*AIM OF THE EXERCISE:* Locate every line in the records below that contains the word "icon", and copy each one.

*LISTED RECORDS:*
== == ==

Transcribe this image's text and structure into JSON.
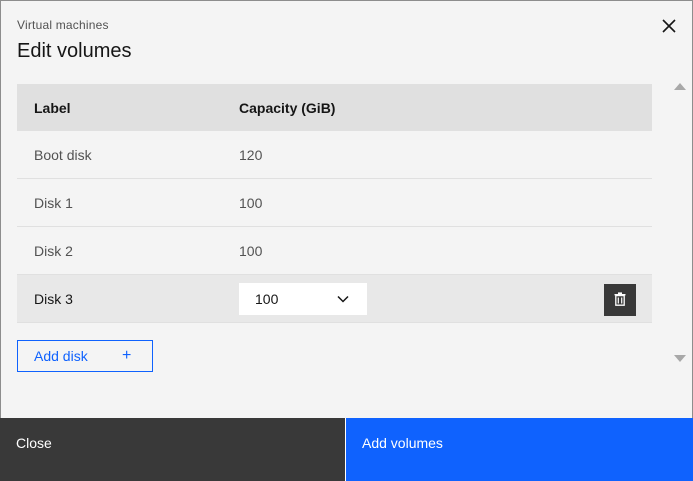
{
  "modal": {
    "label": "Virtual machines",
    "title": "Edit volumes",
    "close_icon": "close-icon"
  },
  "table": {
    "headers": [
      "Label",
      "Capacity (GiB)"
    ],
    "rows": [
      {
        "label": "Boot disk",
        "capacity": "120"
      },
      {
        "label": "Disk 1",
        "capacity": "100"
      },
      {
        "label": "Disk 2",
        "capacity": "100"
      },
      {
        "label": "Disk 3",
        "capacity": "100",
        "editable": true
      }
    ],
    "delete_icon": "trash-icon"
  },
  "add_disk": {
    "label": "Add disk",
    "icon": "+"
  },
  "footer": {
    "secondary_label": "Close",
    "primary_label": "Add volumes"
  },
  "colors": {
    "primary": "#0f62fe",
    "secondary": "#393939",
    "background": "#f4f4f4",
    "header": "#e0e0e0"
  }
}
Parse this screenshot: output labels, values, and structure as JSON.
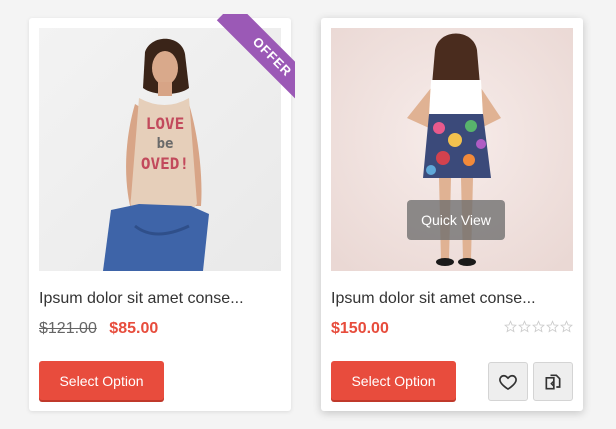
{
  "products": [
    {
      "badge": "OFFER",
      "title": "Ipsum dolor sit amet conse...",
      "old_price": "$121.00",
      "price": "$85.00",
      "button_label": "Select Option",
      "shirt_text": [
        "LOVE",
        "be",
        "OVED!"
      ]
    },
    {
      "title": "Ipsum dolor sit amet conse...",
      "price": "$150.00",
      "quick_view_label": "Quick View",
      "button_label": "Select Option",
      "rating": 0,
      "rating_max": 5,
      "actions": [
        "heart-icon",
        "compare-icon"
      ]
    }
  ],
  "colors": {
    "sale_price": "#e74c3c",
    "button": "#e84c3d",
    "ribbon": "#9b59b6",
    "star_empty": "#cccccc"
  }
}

== == ==

*TASK SOLUTION:*
    "close_icon": "close-icon"
    "delete_icon": "trash-icon"
    "icon": "+"
        "heart-icon",
        "compare-icon"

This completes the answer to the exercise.